** BEGIN **
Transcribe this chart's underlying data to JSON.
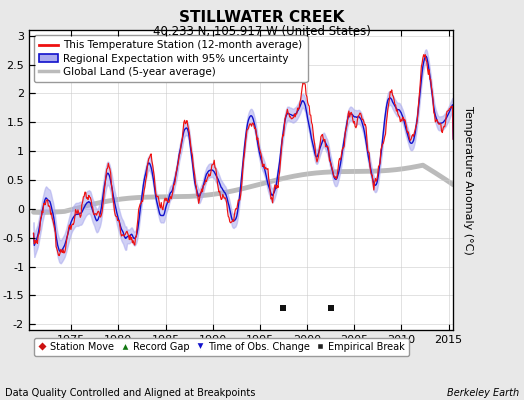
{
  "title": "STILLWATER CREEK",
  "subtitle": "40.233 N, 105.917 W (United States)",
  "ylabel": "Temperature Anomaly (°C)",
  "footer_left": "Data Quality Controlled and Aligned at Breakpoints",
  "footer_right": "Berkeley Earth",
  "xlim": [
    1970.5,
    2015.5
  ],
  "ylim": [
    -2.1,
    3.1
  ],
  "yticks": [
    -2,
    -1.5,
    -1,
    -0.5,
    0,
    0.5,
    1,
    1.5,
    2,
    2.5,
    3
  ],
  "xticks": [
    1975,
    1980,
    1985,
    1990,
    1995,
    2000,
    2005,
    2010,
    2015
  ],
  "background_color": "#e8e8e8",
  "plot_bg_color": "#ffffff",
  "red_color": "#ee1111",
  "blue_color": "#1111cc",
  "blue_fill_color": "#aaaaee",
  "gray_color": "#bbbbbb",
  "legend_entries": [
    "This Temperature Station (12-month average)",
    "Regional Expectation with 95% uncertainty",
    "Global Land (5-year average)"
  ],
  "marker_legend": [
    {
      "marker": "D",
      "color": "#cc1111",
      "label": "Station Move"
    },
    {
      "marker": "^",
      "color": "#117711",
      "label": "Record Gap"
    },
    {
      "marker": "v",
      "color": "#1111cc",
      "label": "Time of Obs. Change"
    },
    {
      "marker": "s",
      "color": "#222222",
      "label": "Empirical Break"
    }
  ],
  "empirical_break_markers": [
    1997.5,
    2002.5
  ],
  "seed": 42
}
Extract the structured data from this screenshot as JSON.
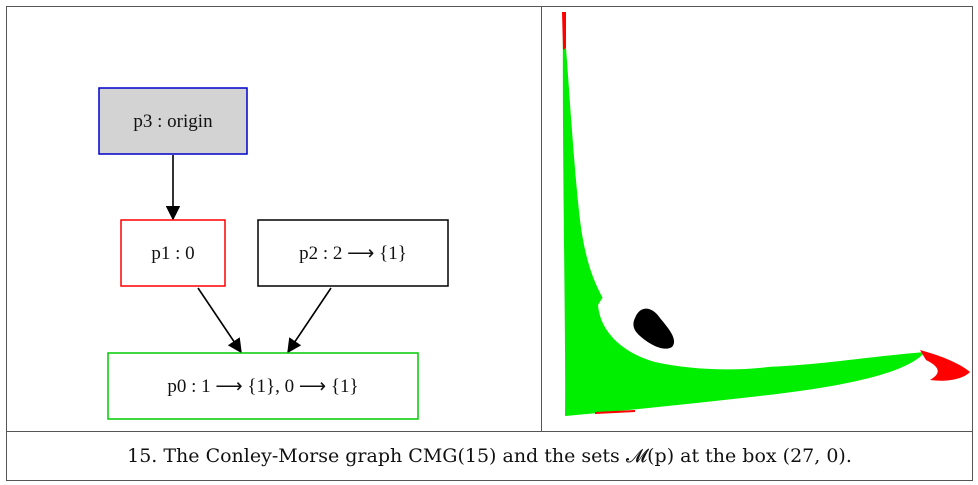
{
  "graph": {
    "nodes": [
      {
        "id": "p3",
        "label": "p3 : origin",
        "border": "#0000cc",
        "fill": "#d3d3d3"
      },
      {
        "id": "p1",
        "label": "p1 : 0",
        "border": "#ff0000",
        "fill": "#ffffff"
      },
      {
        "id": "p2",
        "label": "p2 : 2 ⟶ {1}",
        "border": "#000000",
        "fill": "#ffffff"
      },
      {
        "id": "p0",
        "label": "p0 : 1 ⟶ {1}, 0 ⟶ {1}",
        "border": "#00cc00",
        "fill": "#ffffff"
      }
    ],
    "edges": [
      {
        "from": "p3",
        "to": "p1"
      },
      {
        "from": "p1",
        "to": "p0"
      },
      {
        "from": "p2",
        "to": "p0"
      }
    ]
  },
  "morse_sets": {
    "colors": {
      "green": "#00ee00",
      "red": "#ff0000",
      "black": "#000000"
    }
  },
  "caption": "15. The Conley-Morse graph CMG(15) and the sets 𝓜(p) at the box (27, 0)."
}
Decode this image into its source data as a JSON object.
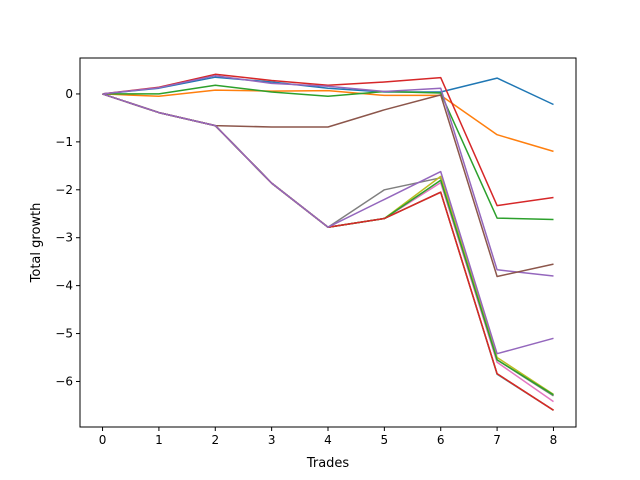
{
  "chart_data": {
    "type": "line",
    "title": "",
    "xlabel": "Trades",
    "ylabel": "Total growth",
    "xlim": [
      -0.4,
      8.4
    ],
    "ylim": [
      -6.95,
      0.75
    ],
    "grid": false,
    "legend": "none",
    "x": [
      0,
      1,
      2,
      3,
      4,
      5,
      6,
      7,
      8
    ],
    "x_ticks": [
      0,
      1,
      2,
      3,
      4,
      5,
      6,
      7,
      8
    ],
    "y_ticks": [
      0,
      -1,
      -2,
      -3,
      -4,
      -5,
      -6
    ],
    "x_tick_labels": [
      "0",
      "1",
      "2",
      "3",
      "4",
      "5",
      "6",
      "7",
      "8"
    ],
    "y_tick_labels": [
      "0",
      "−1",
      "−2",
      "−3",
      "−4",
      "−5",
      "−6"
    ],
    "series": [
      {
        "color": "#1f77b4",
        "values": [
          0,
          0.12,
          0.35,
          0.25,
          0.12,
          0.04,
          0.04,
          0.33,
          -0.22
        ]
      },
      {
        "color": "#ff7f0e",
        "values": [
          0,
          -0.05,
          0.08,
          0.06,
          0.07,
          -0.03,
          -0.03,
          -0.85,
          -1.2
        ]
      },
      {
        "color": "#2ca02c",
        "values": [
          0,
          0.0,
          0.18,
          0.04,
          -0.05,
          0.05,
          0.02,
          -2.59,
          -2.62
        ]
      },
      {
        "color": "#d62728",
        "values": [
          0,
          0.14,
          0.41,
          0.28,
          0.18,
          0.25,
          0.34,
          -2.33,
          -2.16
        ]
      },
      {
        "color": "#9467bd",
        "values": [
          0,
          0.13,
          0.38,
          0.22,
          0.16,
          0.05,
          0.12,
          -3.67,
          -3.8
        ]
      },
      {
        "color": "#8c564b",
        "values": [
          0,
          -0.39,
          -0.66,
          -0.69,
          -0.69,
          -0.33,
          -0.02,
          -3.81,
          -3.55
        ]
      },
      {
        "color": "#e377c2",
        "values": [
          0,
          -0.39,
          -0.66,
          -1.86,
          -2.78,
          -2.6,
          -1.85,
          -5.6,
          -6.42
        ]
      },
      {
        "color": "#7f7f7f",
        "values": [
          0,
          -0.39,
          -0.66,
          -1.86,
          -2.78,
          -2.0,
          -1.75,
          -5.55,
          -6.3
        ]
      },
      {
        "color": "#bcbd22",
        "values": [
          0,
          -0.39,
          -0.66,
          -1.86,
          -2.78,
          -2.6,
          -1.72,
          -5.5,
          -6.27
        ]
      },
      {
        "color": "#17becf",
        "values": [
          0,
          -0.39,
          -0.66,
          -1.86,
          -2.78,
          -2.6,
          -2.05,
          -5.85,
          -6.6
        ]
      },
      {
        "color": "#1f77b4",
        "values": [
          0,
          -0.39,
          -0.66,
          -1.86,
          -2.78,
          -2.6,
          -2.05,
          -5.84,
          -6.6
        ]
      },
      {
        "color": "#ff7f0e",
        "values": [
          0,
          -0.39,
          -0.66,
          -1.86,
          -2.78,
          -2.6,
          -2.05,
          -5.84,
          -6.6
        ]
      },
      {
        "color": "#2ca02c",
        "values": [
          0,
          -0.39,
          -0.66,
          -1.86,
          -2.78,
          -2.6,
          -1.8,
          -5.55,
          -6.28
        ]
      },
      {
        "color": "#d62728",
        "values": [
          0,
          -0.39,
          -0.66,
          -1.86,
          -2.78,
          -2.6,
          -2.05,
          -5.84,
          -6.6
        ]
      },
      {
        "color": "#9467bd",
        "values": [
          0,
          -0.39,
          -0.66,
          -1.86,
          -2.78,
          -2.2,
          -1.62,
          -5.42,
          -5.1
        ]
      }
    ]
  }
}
** END **
** BEGIN **
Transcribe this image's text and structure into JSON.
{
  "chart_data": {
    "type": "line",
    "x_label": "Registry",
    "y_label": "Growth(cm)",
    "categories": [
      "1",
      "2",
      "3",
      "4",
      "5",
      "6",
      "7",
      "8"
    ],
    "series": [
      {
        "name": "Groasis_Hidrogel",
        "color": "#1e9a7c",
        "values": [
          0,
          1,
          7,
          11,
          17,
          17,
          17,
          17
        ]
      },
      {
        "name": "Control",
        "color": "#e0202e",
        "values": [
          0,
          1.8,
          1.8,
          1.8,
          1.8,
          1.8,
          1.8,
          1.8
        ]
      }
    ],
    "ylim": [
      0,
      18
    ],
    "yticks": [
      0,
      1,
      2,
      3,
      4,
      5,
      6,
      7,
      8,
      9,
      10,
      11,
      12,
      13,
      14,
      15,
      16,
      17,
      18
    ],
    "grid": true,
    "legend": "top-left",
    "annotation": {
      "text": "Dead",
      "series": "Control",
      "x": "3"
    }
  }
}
** END **
## Aim of the task:
In the lines above, locate the string "Station". Copy every line where it occurs.

## Result:
    "This Temperature Station (12-month average)",
      "label": "Station Move"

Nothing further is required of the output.